%%

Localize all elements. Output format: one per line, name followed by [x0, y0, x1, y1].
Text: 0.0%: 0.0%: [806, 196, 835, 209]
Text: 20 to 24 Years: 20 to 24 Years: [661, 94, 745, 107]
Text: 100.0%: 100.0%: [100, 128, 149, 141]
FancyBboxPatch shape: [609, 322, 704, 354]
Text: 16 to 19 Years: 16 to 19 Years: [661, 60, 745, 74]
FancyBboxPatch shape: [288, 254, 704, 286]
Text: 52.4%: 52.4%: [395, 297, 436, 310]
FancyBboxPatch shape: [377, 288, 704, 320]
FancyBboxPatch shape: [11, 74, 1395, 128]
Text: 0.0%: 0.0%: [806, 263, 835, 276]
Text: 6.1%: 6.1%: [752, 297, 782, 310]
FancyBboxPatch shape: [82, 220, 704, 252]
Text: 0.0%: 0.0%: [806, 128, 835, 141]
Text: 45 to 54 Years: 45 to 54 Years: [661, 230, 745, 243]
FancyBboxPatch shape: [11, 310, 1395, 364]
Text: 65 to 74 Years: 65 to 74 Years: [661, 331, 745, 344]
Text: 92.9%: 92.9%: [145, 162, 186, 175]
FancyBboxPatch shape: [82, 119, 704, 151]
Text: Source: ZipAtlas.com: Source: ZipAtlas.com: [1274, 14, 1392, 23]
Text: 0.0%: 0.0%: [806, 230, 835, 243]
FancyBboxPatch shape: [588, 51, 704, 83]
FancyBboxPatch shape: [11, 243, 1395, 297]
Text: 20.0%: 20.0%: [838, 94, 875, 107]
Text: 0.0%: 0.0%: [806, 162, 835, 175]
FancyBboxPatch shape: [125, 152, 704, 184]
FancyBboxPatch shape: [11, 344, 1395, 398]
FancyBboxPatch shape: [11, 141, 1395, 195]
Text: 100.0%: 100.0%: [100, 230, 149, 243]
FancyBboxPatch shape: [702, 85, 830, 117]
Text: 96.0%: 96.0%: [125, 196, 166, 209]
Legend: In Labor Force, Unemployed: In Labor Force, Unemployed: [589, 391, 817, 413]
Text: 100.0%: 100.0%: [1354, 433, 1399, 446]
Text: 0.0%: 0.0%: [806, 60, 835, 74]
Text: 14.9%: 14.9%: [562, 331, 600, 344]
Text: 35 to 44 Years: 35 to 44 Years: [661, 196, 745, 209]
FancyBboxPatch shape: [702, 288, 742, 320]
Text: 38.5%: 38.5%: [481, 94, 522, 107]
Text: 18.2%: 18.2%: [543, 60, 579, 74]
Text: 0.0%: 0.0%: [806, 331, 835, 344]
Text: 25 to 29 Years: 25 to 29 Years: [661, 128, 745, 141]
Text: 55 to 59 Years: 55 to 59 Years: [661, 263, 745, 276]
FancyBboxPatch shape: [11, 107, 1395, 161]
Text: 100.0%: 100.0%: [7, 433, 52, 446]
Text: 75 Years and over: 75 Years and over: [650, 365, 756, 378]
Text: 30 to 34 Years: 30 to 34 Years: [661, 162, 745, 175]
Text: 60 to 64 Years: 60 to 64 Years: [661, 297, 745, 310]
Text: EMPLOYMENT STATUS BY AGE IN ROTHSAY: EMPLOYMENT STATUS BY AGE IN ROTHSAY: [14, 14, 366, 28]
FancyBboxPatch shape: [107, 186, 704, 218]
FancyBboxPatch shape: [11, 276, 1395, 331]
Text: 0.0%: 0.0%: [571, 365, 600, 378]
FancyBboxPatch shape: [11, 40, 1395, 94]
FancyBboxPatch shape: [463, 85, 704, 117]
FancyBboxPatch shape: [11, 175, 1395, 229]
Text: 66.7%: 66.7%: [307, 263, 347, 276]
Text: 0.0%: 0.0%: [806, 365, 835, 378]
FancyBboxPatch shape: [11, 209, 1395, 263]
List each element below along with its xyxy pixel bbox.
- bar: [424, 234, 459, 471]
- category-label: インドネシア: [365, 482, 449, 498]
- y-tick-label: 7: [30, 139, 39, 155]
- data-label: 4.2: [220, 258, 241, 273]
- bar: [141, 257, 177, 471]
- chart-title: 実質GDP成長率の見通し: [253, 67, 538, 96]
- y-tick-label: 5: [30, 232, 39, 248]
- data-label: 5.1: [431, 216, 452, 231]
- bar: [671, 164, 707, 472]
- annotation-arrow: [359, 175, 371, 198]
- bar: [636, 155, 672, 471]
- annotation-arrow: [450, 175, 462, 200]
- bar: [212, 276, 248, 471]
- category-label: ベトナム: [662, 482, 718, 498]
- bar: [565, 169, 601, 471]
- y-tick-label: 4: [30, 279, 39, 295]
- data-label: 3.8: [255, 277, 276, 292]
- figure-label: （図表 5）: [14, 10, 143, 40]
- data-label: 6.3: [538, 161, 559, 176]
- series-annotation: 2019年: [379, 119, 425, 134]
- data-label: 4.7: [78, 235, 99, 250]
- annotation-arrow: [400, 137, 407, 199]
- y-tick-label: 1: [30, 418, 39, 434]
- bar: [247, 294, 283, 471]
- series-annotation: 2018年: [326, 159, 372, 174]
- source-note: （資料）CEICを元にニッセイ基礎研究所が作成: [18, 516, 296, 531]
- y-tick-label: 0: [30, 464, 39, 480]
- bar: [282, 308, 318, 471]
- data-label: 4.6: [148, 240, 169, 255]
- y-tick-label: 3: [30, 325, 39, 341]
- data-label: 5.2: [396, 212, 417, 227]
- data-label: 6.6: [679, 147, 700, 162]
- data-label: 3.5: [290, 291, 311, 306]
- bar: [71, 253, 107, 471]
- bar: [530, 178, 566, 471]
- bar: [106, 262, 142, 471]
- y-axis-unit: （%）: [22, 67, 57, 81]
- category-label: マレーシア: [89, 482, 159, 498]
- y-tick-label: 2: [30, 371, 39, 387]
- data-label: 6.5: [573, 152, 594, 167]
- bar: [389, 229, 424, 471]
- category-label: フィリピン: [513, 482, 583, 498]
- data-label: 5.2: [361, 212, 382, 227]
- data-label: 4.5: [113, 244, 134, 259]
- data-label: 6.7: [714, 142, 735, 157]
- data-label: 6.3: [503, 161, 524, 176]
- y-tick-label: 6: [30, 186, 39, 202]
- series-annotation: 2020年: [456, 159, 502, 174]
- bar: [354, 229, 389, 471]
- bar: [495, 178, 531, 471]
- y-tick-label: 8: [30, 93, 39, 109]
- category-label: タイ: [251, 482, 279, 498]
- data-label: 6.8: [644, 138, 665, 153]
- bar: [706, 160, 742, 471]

%%

• [GIVEN EXERCISE]:
Please switch "FancyBboxPatch shape" to "Rectangle" throughout the entries above, from the first line through the line holding "Text: 0.0%: 0.0%: [806, 60, 835, 74]", inclusive. Reproduce only those lines, leaving everything else in them unchanged.

• [ANSWER BELOW]:
Localize all elements. Output format: one per line, name followed by [x0, y0, x1, y1].
Text: 0.0%: 0.0%: [806, 196, 835, 209]
Text: 20 to 24 Years: 20 to 24 Years: [661, 94, 745, 107]
Text: 100.0%: 100.0%: [100, 128, 149, 141]
Rectangle: [609, 322, 704, 354]
Text: 16 to 19 Years: 16 to 19 Years: [661, 60, 745, 74]
Rectangle: [288, 254, 704, 286]
Text: 52.4%: 52.4%: [395, 297, 436, 310]
Rectangle: [377, 288, 704, 320]
Rectangle: [11, 74, 1395, 128]
Text: 0.0%: 0.0%: [806, 263, 835, 276]
Text: 6.1%: 6.1%: [752, 297, 782, 310]
Rectangle: [82, 220, 704, 252]
Text: 0.0%: 0.0%: [806, 128, 835, 141]
Text: 45 to 54 Years: 45 to 54 Years: [661, 230, 745, 243]
Rectangle: [11, 310, 1395, 364]
Text: 65 to 74 Years: 65 to 74 Years: [661, 331, 745, 344]
Text: 92.9%: 92.9%: [145, 162, 186, 175]
Rectangle: [82, 119, 704, 151]
Text: Source: ZipAtlas.com: Source: ZipAtlas.com: [1274, 14, 1392, 23]
Text: 0.0%: 0.0%: [806, 230, 835, 243]
Rectangle: [588, 51, 704, 83]
Rectangle: [11, 243, 1395, 297]
Text: 20.0%: 20.0%: [838, 94, 875, 107]
Text: 0.0%: 0.0%: [806, 162, 835, 175]
Rectangle: [125, 152, 704, 184]
Rectangle: [11, 344, 1395, 398]
Rectangle: [11, 141, 1395, 195]
Text: 100.0%: 100.0%: [100, 230, 149, 243]
Rectangle: [702, 85, 830, 117]
Text: 96.0%: 96.0%: [125, 196, 166, 209]
Legend: In Labor Force, Unemployed: In Labor Force, Unemployed: [589, 391, 817, 413]
Text: 100.0%: 100.0%: [1354, 433, 1399, 446]
Text: 0.0%: 0.0%: [806, 60, 835, 74]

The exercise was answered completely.